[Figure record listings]

----

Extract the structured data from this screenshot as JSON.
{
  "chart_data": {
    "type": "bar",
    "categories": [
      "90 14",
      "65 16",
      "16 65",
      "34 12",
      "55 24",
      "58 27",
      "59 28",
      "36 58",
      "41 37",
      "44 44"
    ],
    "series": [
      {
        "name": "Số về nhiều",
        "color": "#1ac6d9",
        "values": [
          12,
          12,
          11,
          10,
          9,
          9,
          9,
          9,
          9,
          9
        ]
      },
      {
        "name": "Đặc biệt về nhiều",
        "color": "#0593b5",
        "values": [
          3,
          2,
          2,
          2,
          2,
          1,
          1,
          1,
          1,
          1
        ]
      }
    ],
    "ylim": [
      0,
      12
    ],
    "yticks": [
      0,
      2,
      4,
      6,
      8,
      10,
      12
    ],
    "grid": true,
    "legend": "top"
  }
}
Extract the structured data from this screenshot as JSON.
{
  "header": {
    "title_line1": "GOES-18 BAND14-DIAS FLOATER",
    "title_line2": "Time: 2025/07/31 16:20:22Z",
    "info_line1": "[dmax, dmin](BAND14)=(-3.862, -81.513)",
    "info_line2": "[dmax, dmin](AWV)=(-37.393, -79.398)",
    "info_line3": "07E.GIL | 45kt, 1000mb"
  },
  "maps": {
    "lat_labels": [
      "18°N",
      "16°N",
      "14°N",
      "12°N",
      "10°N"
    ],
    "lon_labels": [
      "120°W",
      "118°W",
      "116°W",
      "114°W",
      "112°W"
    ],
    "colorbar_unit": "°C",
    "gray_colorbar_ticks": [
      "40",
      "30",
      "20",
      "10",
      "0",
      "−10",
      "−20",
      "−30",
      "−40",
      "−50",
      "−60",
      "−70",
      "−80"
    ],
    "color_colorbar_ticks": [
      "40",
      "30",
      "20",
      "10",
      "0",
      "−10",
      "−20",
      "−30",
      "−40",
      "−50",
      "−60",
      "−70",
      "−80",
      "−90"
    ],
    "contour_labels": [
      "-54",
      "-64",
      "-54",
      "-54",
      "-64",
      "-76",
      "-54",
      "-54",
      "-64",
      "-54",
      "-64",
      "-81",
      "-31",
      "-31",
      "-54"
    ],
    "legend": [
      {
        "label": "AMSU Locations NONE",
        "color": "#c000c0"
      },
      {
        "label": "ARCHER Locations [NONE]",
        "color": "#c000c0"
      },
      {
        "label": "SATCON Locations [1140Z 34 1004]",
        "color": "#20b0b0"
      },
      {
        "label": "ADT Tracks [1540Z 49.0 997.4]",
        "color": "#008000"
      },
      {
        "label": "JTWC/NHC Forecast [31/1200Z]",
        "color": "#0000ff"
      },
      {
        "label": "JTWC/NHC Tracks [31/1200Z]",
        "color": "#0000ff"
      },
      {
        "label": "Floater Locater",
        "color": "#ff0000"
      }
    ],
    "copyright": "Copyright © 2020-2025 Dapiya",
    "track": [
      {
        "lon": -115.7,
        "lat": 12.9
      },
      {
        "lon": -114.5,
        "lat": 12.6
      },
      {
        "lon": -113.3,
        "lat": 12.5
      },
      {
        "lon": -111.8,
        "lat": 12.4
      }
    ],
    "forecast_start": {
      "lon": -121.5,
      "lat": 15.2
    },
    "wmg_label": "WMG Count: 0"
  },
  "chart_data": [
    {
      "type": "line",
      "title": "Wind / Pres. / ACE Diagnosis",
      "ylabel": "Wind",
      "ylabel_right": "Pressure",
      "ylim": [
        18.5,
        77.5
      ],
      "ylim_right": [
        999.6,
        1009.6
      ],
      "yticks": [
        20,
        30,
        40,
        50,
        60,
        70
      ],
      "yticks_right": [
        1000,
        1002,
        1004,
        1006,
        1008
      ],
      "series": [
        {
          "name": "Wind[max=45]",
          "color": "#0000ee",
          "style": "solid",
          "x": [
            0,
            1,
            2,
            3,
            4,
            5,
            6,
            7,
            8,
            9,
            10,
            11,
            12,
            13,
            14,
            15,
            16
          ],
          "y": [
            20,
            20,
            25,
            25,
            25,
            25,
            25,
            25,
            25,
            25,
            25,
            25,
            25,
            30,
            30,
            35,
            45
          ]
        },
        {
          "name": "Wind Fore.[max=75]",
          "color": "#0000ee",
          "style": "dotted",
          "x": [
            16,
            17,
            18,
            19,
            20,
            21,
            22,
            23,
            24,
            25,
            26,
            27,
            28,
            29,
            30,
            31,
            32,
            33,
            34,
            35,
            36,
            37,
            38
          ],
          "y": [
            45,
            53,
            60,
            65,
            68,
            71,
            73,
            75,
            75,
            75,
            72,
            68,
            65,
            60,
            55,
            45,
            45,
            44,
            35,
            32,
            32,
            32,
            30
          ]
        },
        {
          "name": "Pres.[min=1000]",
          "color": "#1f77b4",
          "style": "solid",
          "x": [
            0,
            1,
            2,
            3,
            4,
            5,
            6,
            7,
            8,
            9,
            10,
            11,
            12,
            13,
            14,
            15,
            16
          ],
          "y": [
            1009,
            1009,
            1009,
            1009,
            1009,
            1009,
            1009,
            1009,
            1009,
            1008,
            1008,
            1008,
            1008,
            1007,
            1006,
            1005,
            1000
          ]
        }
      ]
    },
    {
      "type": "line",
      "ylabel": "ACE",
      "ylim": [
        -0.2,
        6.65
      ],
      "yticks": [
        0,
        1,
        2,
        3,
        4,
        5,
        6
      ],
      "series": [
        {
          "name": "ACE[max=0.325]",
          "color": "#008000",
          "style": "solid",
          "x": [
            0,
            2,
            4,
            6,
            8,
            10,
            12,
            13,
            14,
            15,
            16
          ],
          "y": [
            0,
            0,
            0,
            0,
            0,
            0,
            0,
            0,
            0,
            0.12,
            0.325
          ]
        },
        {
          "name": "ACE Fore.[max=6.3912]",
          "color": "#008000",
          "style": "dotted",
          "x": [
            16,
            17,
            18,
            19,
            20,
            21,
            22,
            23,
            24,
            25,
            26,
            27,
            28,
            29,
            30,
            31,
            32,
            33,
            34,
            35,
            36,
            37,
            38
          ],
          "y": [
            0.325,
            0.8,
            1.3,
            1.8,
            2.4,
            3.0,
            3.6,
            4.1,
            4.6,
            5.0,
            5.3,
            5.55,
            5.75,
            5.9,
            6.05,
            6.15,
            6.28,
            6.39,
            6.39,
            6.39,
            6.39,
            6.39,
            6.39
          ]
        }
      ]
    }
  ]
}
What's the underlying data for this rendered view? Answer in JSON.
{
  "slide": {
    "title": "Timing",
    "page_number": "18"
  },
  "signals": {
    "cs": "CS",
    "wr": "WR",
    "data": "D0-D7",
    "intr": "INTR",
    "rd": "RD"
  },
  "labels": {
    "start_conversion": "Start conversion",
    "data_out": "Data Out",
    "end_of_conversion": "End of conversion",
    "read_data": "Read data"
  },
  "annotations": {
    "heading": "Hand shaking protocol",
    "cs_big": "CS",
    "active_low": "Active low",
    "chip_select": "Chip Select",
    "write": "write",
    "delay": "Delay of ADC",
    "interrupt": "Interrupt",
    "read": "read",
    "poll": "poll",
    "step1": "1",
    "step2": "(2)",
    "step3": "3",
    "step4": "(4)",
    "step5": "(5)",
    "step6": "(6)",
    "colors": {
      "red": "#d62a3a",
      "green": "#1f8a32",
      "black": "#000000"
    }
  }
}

----

What is asked
Set all of the entries down again, exactly as they were given.

Written answer
Extract the structured data from this screenshot as JSON.
{
  "chart_data": {
    "type": "bar",
    "categories": [
      "90 14",
      "65 16",
      "16 65",
      "34 12",
      "55 24",
      "58 27",
      "59 28",
      "36 58",
      "41 37",
      "44 44"
    ],
    "series": [
      {
        "name": "Số về nhiều",
        "color": "#1ac6d9",
        "values": [
          12,
          12,
          11,
          10,
          9,
          9,
          9,
          9,
          9,
          9
        ]
      },
      {
        "name": "Đặc biệt về nhiều",
        "color": "#0593b5",
        "values": [
          3,
          2,
          2,
          2,
          2,
          1,
          1,
          1,
          1,
          1
        ]
      }
    ],
    "ylim": [
      0,
      12
    ],
    "yticks": [
      0,
      2,
      4,
      6,
      8,
      10,
      12
    ],
    "grid": true,
    "legend": "top"
  }
}
Extract the structured data from this screenshot as JSON.
{
  "header": {
    "title_line1": "GOES-18 BAND14-DIAS FLOATER",
    "title_line2": "Time: 2025/07/31 16:20:22Z",
    "info_line1": "[dmax, dmin](BAND14)=(-3.862, -81.513)",
    "info_line2": "[dmax, dmin](AWV)=(-37.393, -79.398)",
    "info_line3": "07E.GIL | 45kt, 1000mb"
  },
  "maps": {
    "lat_labels": [
      "18°N",
      "16°N",
      "14°N",
      "12°N",
      "10°N"
    ],
    "lon_labels": [
      "120°W",
      "118°W",
      "116°W",
      "114°W",
      "112°W"
    ],
    "colorbar_unit": "°C",
    "gray_colorbar_ticks": [
      "40",
      "30",
      "20",
      "10",
      "0",
      "−10",
      "−20",
      "−30",
      "−40",
      "−50",
      "−60",
      "−70",
      "−80"
    ],
    "color_colorbar_ticks": [
      "40",
      "30",
      "20",
      "10",
      "0",
      "−10",
      "−20",
      "−30",
      "−40",
      "−50",
      "−60",
      "−70",
      "−80",
      "−90"
    ],
    "contour_labels": [
      "-54",
      "-64",
      "-54",
      "-54",
      "-64",
      "-76",
      "-54",
      "-54",
      "-64",
      "-54",
      "-64",
      "-81",
      "-31",
      "-31",
      "-54"
    ],
    "legend": [
      {
        "label": "AMSU Locations NONE",
        "color": "#c000c0"
      },
      {
        "label": "ARCHER Locations [NONE]",
        "color": "#c000c0"
      },
      {
        "label": "SATCON Locations [1140Z 34 1004]",
        "color": "#20b0b0"
      },
      {
        "label": "ADT Tracks [1540Z 49.0 997.4]",
        "color": "#008000"
      },
      {
        "label": "JTWC/NHC Forecast [31/1200Z]",
        "color": "#0000ff"
      },
      {
        "label": "JTWC/NHC Tracks [31/1200Z]",
        "color": "#0000ff"
      },
      {
        "label": "Floater Locater",
        "color": "#ff0000"
      }
    ],
    "copyright": "Copyright © 2020-2025 Dapiya",
    "track": [
      {
        "lon": -115.7,
        "lat": 12.9
      },
      {
        "lon": -114.5,
        "lat": 12.6
      },
      {
        "lon": -113.3,
        "lat": 12.5
      },
      {
        "lon": -111.8,
        "lat": 12.4
      }
    ],
    "forecast_start": {
      "lon": -121.5,
      "lat": 15.2
    },
    "wmg_label": "WMG Count: 0"
  },
  "chart_data": [
    {
      "type": "line",
      "title": "Wind / Pres. / ACE Diagnosis",
      "ylabel": "Wind",
      "ylabel_right": "Pressure",
      "ylim": [
        18.5,
        77.5
      ],
      "ylim_right": [
        999.6,
        1009.6
      ],
      "yticks": [
        20,
        30,
        40,
        50,
        60,
        70
      ],
      "yticks_right": [
        1000,
        1002,
        1004,
        1006,
        1008
      ],
      "series": [
        {
          "name": "Wind[max=45]",
          "color": "#0000ee",
          "style": "solid",
          "x": [
            0,
            1,
            2,
            3,
            4,
            5,
            6,
            7,
            8,
            9,
            10,
            11,
            12,
            13,
            14,
            15,
            16
          ],
          "y": [
            20,
            20,
            25,
            25,
            25,
            25,
            25,
            25,
            25,
            25,
            25,
            25,
            25,
            30,
            30,
            35,
            45
          ]
        },
        {
          "name": "Wind Fore.[max=75]",
          "color": "#0000ee",
          "style": "dotted",
          "x": [
            16,
            17,
            18,
            19,
            20,
            21,
            22,
            23,
            24,
            25,
            26,
            27,
            28,
            29,
            30,
            31,
            32,
            33,
            34,
            35,
            36,
            37,
            38
          ],
          "y": [
            45,
            53,
            60,
            65,
            68,
            71,
            73,
            75,
            75,
            75,
            72,
            68,
            65,
            60,
            55,
            45,
            45,
            44,
            35,
            32,
            32,
            32,
            30
          ]
        },
        {
          "name": "Pres.[min=1000]",
          "color": "#1f77b4",
          "style": "solid",
          "x": [
            0,
            1,
            2,
            3,
            4,
            5,
            6,
            7,
            8,
            9,
            10,
            11,
            12,
            13,
            14,
            15,
            16
          ],
          "y": [
            1009,
            1009,
            1009,
            1009,
            1009,
            1009,
            1009,
            1009,
            1009,
            1008,
            1008,
            1008,
            1008,
            1007,
            1006,
            1005,
            1000
          ]
        }
      ]
    },
    {
      "type": "line",
      "ylabel": "ACE",
      "ylim": [
        -0.2,
        6.65
      ],
      "yticks": [
        0,
        1,
        2,
        3,
        4,
        5,
        6
      ],
      "series": [
        {
          "name": "ACE[max=0.325]",
          "color": "#008000",
          "style": "solid",
          "x": [
            0,
            2,
            4,
            6,
            8,
            10,
            12,
            13,
            14,
            15,
            16
          ],
          "y": [
            0,
            0,
            0,
            0,
            0,
            0,
            0,
            0,
            0,
            0.12,
            0.325
          ]
        },
        {
          "name": "ACE Fore.[max=6.3912]",
          "color": "#008000",
          "style": "dotted",
          "x": [
            16,
            17,
            18,
            19,
            20,
            21,
            22,
            23,
            24,
            25,
            26,
            27,
            28,
            29,
            30,
            31,
            32,
            33,
            34,
            35,
            36,
            37,
            38
          ],
          "y": [
            0.325,
            0.8,
            1.3,
            1.8,
            2.4,
            3.0,
            3.6,
            4.1,
            4.6,
            5.0,
            5.3,
            5.55,
            5.75,
            5.9,
            6.05,
            6.15,
            6.28,
            6.39,
            6.39,
            6.39,
            6.39,
            6.39,
            6.39
          ]
        }
      ]
    }
  ]
}
What's the underlying data for this rendered view? Answer in JSON.
{
  "slide": {
    "title": "Timing",
    "page_number": "18"
  },
  "signals": {
    "cs": "CS",
    "wr": "WR",
    "data": "D0-D7",
    "intr": "INTR",
    "rd": "RD"
  },
  "labels": {
    "start_conversion": "Start conversion",
    "data_out": "Data Out",
    "end_of_conversion": "End of conversion",
    "read_data": "Read data"
  },
  "annotations": {
    "heading": "Hand shaking protocol",
    "cs_big": "CS",
    "active_low": "Active low",
    "chip_select": "Chip Select",
    "write": "write",
    "delay": "Delay of ADC",
    "interrupt": "Interrupt",
    "read": "read",
    "poll": "poll",
    "step1": "1",
    "step2": "(2)",
    "step3": "3",
    "step4": "(4)",
    "step5": "(5)",
    "step6": "(6)",
    "colors": {
      "red": "#d62a3a",
      "green": "#1f8a32",
      "black": "#000000"
    }
  }
}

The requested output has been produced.